**** DATA SHOWN

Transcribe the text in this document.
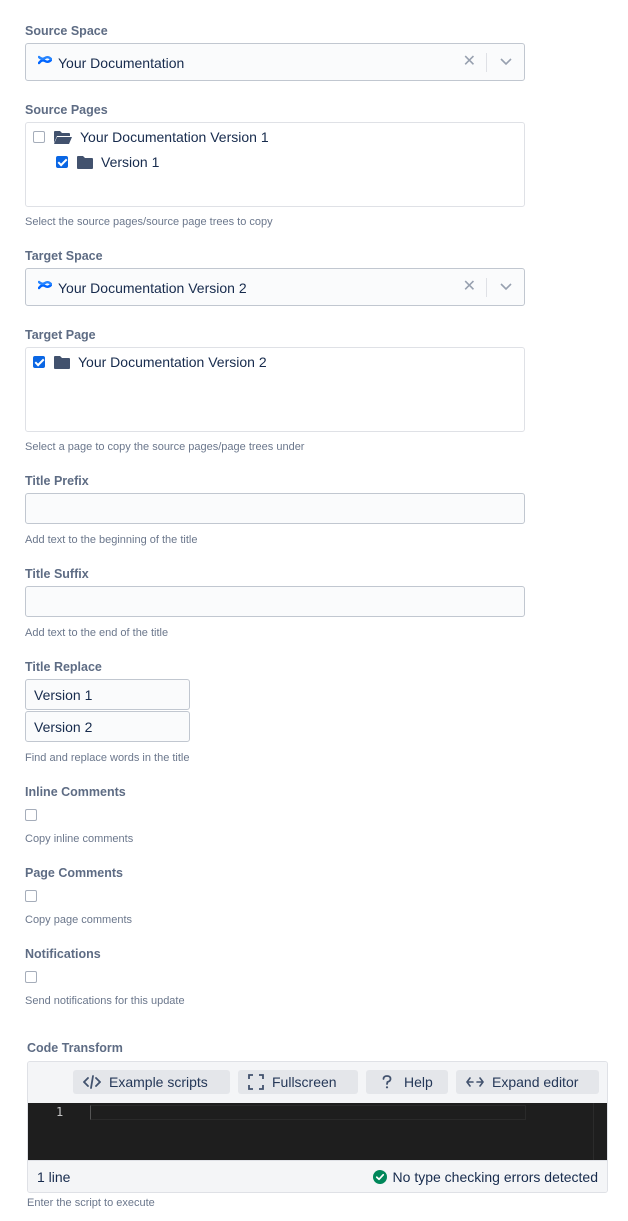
Source Space
Your Documentation	✕
Source Pages
Your Documentation Version 1
Version 1
Select the source pages/source page trees to copy
Target Space
Your Documentation Version 2	✕
Target Page
Your Documentation Version 2
Select a page to copy the source pages/page trees under
Title Prefix
Add text to the beginning of the title
Title Suffix
Add text to the end of the title
Title Replace
Version 1
Version 2
Find and replace words in the title
Inline Comments
Copy inline comments
Page Comments
Copy page comments
Notifications
Send notifications for this update
Code Transform
Example scripts	Fullscreen	Help	Expand editor
1
1 line	No type checking errors detected
Enter the script to execute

********

CHALLENGE:
Print each entry shown above with exact wording and no pictures.

ANSWER TO THE PROBLEM:
Transcribe the text in this document.
Source Space
Your Documentation	✕
Source Pages
Your Documentation Version 1
Version 1
Select the source pages/source page trees to copy
Target Space
Your Documentation Version 2	✕
Target Page
Your Documentation Version 2
Select a page to copy the source pages/page trees under
Title Prefix
Add text to the beginning of the title
Title Suffix
Add text to the end of the title
Title Replace
Version 1
Version 2
Find and replace words in the title
Inline Comments
Copy inline comments
Page Comments
Copy page comments
Notifications
Send notifications for this update
Code Transform
Example scripts	Fullscreen	Help	Expand editor
1
1 line	No type checking errors detected
Enter the script to execute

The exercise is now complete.